• [Work to be completed]: Quote the listing below in its entirety, omitting every image.

[Start of Records provided]

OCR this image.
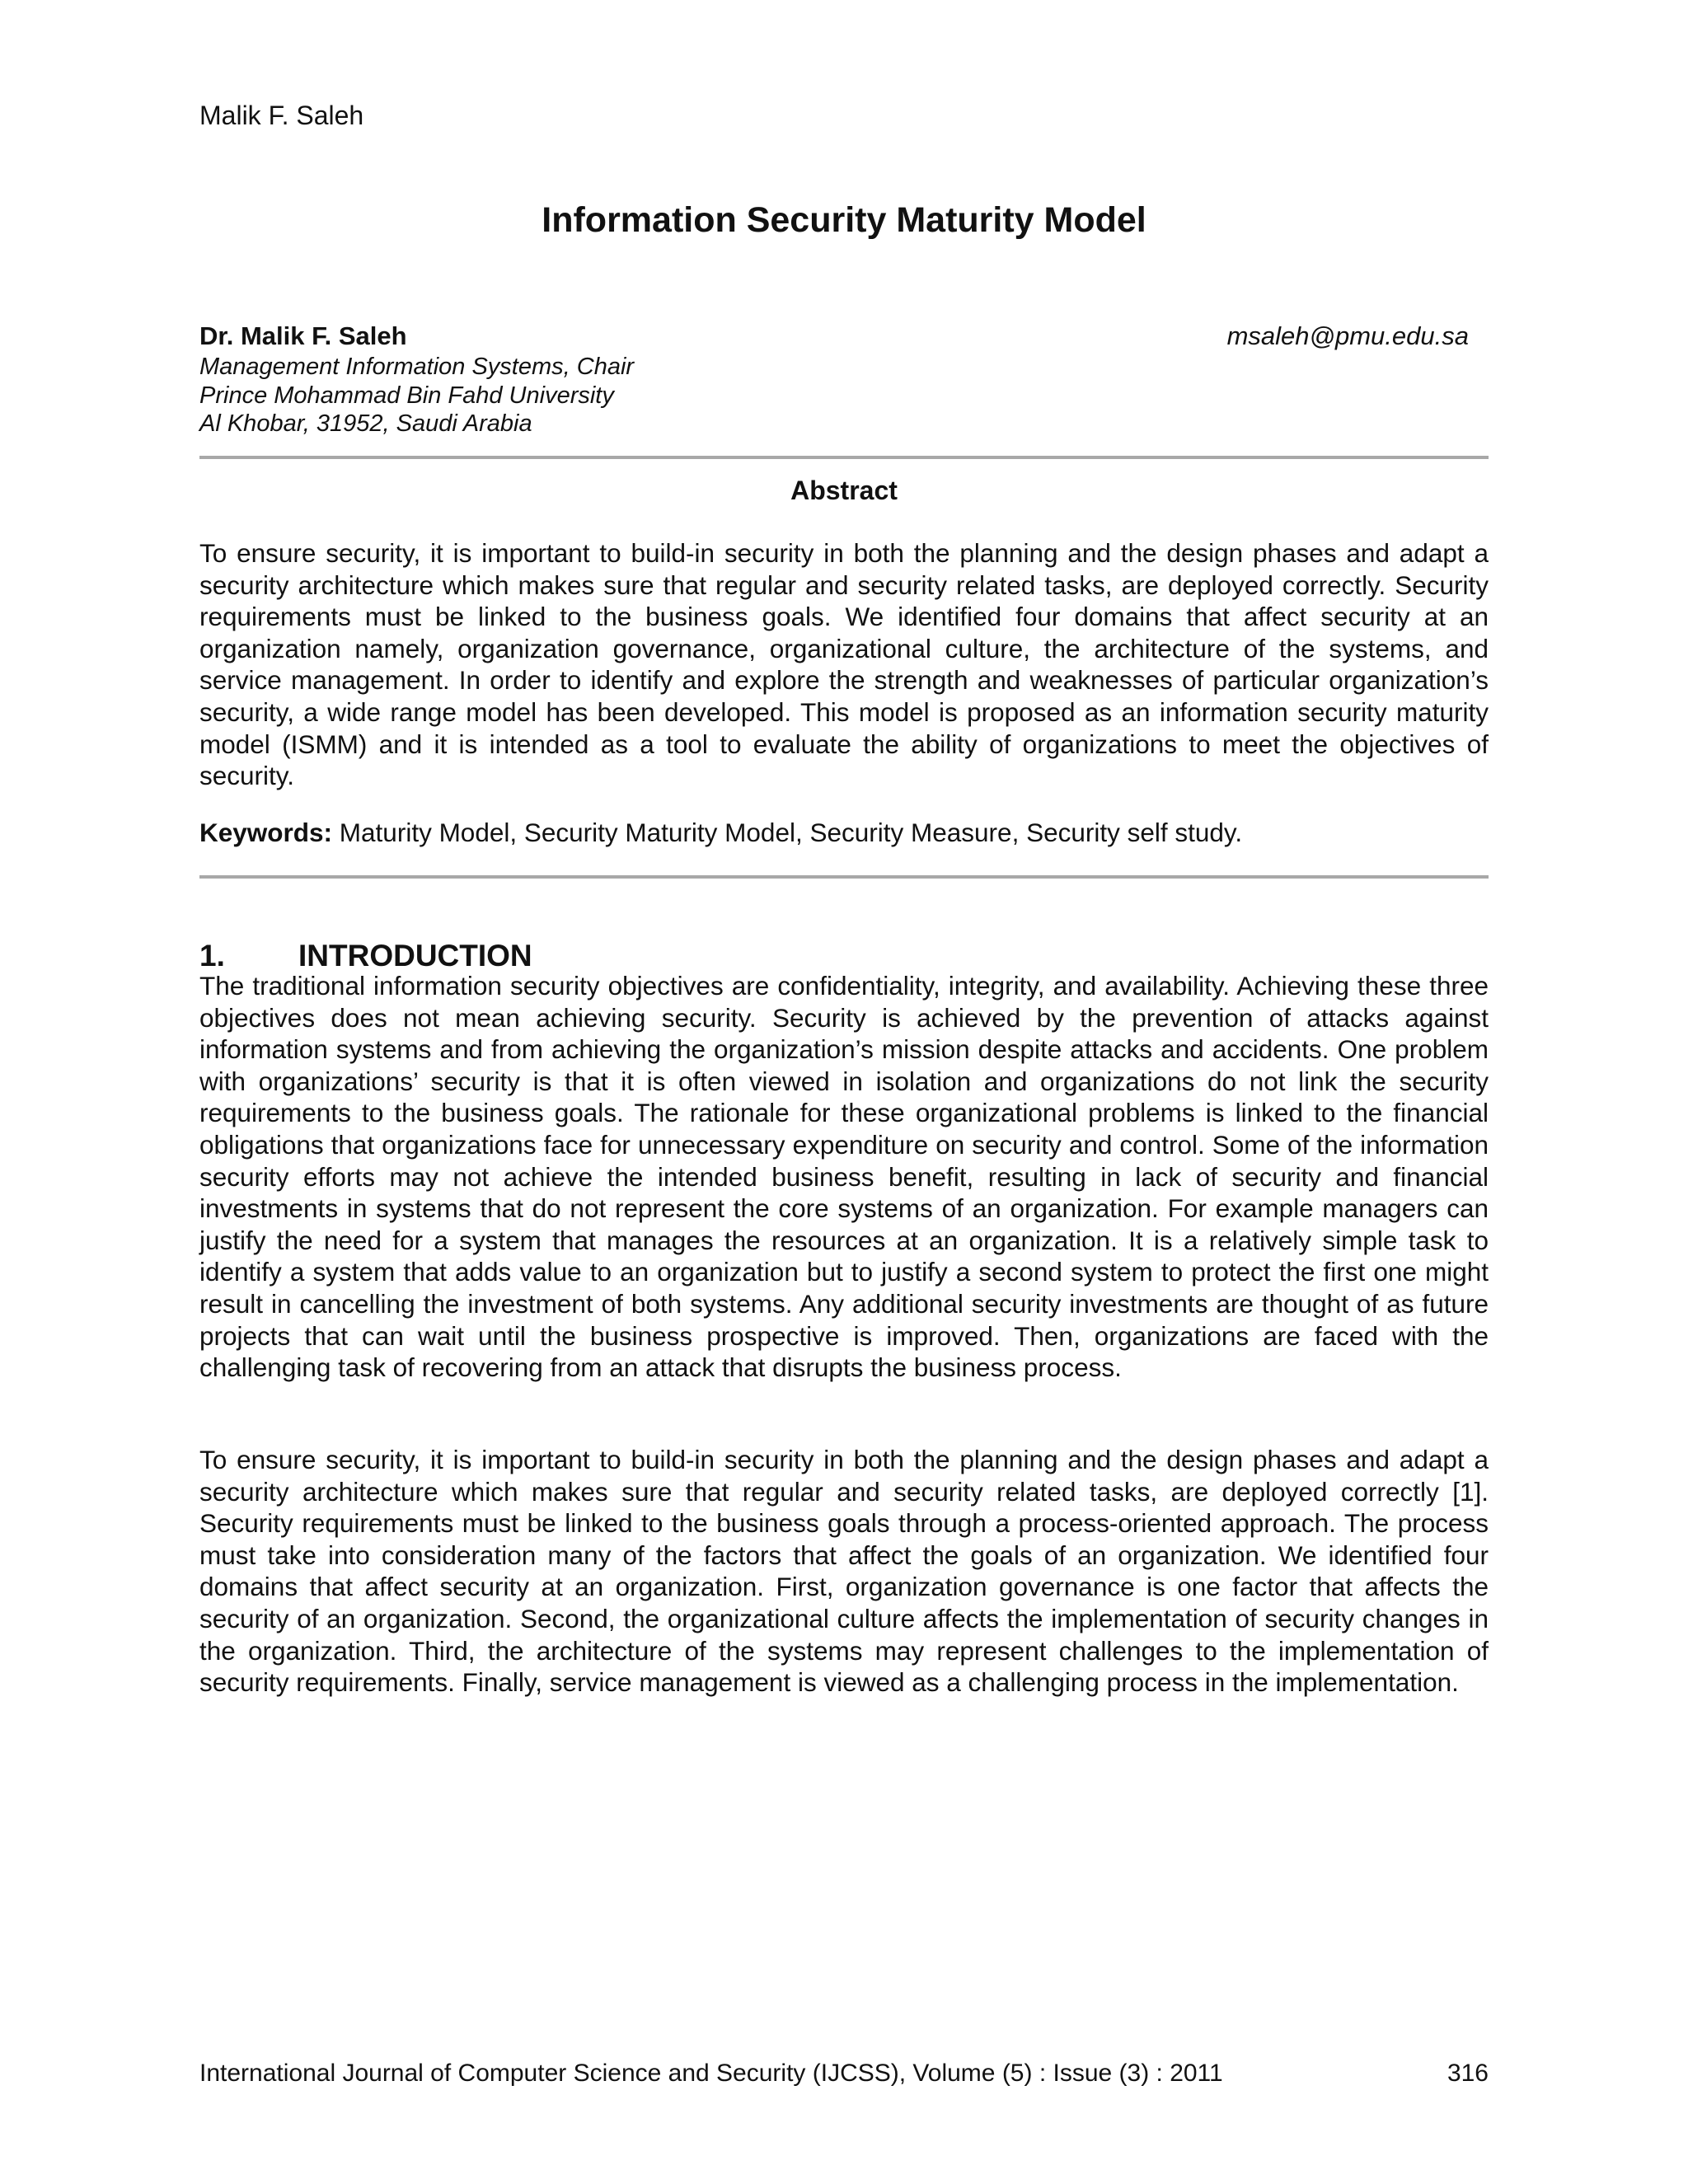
Malik F. Saleh
Information Security Maturity Model
Dr. Malik F. Saleh	msaleh@pmu.edu.sa
Management Information Systems, Chair
Prince Mohammad Bin Fahd University
Al Khobar, 31952, Saudi Arabia
Abstract

To ensure security, it is important to build-in security in both the planning and the design phases and adapt a security architecture which makes sure that regular and security related tasks, are deployed correctly. Security requirements must be linked to the business goals. We identified four domains that affect security at an organization namely, organization governance, organizational culture, the architecture of the systems, and service management. In order to identify and explore the strength and weaknesses of particular organization’s security, a wide range model has been developed. This model is proposed as an information security maturity model (ISMM) and it is intended as a tool to evaluate the ability of organizations to meet the objectives of security.

Keywords: Maturity Model, Security Maturity Model, Security Measure, Security self study.

1.	INTRODUCTION

The traditional information security objectives are confidentiality, integrity, and availability. Achieving these three objectives does not mean achieving security. Security is achieved by the prevention of attacks against information systems and from achieving the organization’s mission despite attacks and accidents. One problem with organizations’ security is that it is often viewed in isolation and organizations do not link the security requirements to the business goals. The rationale for these organizational problems is linked to the financial obligations that organizations face for unnecessary expenditure on security and control. Some of the information security efforts may not achieve the intended business benefit, resulting in lack of security and financial investments in systems that do not represent the core systems of an organization. For example managers can justify the need for a system that manages the resources at an organization. It is a relatively simple task to identify a system that adds value to an organization but to justify a second system to protect the first one might result in cancelling the investment of both systems. Any additional security investments are thought of as future projects that can wait until the business prospective is improved. Then, organizations are faced with the challenging task of recovering from an attack that disrupts the business process.

To ensure security, it is important to build-in security in both the planning and the design phases and adapt a security architecture which makes sure that regular and security related tasks, are deployed correctly [1]. Security requirements must be linked to the business goals through a process-oriented approach. The process must take into consideration many of the factors that affect the goals of an organization. We identified four domains that affect security at an organization. First, organization governance is one factor that affects the security of an organization. Second, the organizational culture affects the implementation of security changes in the organization. Third, the architecture of the systems may represent challenges to the implementation of security requirements. Finally, service management is viewed as a challenging process in the implementation.

International Journal of Computer Science and Security (IJCSS), Volume (5) : Issue (3) : 2011	316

[End of Records provided]

• [Exercise output]:
OCR this image.
Malik F. Saleh
Information Security Maturity Model
Dr. Malik F. Saleh	msaleh@pmu.edu.sa
Management Information Systems, Chair
Prince Mohammad Bin Fahd University
Al Khobar, 31952, Saudi Arabia
Abstract

To ensure security, it is important to build-in security in both the planning and the design phases and adapt a security architecture which makes sure that regular and security related tasks, are deployed correctly. Security requirements must be linked to the business goals. We identified four domains that affect security at an organization namely, organization governance, organizational culture, the architecture of the systems, and service management. In order to identify and explore the strength and weaknesses of particular organization’s security, a wide range model has been developed. This model is proposed as an information security maturity model (ISMM) and it is intended as a tool to evaluate the ability of organizations to meet the objectives of security.

Keywords: Maturity Model, Security Maturity Model, Security Measure, Security self study.

1.	INTRODUCTION

The traditional information security objectives are confidentiality, integrity, and availability. Achieving these three objectives does not mean achieving security. Security is achieved by the prevention of attacks against information systems and from achieving the organization’s mission despite attacks and accidents. One problem with organizations’ security is that it is often viewed in isolation and organizations do not link the security requirements to the business goals. The rationale for these organizational problems is linked to the financial obligations that organizations face for unnecessary expenditure on security and control. Some of the information security efforts may not achieve the intended business benefit, resulting in lack of security and financial investments in systems that do not represent the core systems of an organization. For example managers can justify the need for a system that manages the resources at an organization. It is a relatively simple task to identify a system that adds value to an organization but to justify a second system to protect the first one might result in cancelling the investment of both systems. Any additional security investments are thought of as future projects that can wait until the business prospective is improved. Then, organizations are faced with the challenging task of recovering from an attack that disrupts the business process.

To ensure security, it is important to build-in security in both the planning and the design phases and adapt a security architecture which makes sure that regular and security related tasks, are deployed correctly [1]. Security requirements must be linked to the business goals through a process-oriented approach. The process must take into consideration many of the factors that affect the goals of an organization. We identified four domains that affect security at an organization. First, organization governance is one factor that affects the security of an organization. Second, the organizational culture affects the implementation of security changes in the organization. Third, the architecture of the systems may represent challenges to the implementation of security requirements. Finally, service management is viewed as a challenging process in the implementation.

International Journal of Computer Science and Security (IJCSS), Volume (5) : Issue (3) : 2011	316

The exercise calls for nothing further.